_DATA EXTRACT:_

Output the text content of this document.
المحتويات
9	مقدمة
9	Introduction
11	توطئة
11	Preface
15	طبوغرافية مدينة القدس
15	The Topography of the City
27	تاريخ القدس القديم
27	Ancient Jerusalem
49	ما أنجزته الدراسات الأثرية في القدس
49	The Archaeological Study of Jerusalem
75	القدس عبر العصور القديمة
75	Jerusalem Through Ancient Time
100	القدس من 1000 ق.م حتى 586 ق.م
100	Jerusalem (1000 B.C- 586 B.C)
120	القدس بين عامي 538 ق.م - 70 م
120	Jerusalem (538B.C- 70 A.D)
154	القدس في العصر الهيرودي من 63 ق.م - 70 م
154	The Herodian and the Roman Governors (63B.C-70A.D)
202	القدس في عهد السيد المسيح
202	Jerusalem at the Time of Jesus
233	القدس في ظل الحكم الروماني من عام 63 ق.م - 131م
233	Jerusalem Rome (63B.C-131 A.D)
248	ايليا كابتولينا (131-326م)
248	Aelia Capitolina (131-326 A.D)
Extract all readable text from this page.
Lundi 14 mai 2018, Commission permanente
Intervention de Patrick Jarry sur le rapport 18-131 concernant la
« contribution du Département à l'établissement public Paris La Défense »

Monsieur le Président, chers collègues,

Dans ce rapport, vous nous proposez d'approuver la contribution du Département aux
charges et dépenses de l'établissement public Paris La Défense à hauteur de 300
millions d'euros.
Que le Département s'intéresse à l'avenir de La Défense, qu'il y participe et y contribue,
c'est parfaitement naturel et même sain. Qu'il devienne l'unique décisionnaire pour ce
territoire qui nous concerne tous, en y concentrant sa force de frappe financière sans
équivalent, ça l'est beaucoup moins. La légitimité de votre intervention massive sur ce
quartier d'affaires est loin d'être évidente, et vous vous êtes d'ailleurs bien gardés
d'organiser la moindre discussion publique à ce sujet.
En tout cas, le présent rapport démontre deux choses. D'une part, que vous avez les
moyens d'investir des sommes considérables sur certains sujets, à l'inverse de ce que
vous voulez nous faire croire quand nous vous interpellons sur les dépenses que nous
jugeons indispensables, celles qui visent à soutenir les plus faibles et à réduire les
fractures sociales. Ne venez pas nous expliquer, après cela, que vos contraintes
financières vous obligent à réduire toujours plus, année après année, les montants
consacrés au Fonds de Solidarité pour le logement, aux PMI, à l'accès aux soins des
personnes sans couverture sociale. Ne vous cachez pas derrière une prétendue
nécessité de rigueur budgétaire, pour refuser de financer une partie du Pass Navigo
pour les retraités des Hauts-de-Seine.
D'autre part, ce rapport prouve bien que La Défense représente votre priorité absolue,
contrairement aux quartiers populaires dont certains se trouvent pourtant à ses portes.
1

_WHAT IS ASKED:_
Return all of the entries word for word.

_WRITTEN RESPONSE:_
Output the text content of this document.
المحتويات
9	مقدمة
9	Introduction
11	توطئة
11	Preface
15	طبوغرافية مدينة القدس
15	The Topography of the City
27	تاريخ القدس القديم
27	Ancient Jerusalem
49	ما أنجزته الدراسات الأثرية في القدس
49	The Archaeological Study of Jerusalem
75	القدس عبر العصور القديمة
75	Jerusalem Through Ancient Time
100	القدس من 1000 ق.م حتى 586 ق.م
100	Jerusalem (1000 B.C- 586 B.C)
120	القدس بين عامي 538 ق.م - 70 م
120	Jerusalem (538B.C- 70 A.D)
154	القدس في العصر الهيرودي من 63 ق.م - 70 م
154	The Herodian and the Roman Governors (63B.C-70A.D)
202	القدس في عهد السيد المسيح
202	Jerusalem at the Time of Jesus
233	القدس في ظل الحكم الروماني من عام 63 ق.م - 131م
233	Jerusalem Rome (63B.C-131 A.D)
248	ايليا كابتولينا (131-326م)
248	Aelia Capitolina (131-326 A.D)
Extract all readable text from this page.
Lundi 14 mai 2018, Commission permanente
Intervention de Patrick Jarry sur le rapport 18-131 concernant la
« contribution du Département à l'établissement public Paris La Défense »

Monsieur le Président, chers collègues,

Dans ce rapport, vous nous proposez d'approuver la contribution du Département aux
charges et dépenses de l'établissement public Paris La Défense à hauteur de 300
millions d'euros.
Que le Département s'intéresse à l'avenir de La Défense, qu'il y participe et y contribue,
c'est parfaitement naturel et même sain. Qu'il devienne l'unique décisionnaire pour ce
territoire qui nous concerne tous, en y concentrant sa force de frappe financière sans
équivalent, ça l'est beaucoup moins. La légitimité de votre intervention massive sur ce
quartier d'affaires est loin d'être évidente, et vous vous êtes d'ailleurs bien gardés
d'organiser la moindre discussion publique à ce sujet.
En tout cas, le présent rapport démontre deux choses. D'une part, que vous avez les
moyens d'investir des sommes considérables sur certains sujets, à l'inverse de ce que
vous voulez nous faire croire quand nous vous interpellons sur les dépenses que nous
jugeons indispensables, celles qui visent à soutenir les plus faibles et à réduire les
fractures sociales. Ne venez pas nous expliquer, après cela, que vos contraintes
financières vous obligent à réduire toujours plus, année après année, les montants
consacrés au Fonds de Solidarité pour le logement, aux PMI, à l'accès aux soins des
personnes sans couverture sociale. Ne vous cachez pas derrière une prétendue
nécessité de rigueur budgétaire, pour refuser de financer une partie du Pass Navigo
pour les retraités des Hauts-de-Seine.
D'autre part, ce rapport prouve bien que La Défense représente votre priorité absolue,
contrairement aux quartiers populaires dont certains se trouvent pourtant à ses portes.
1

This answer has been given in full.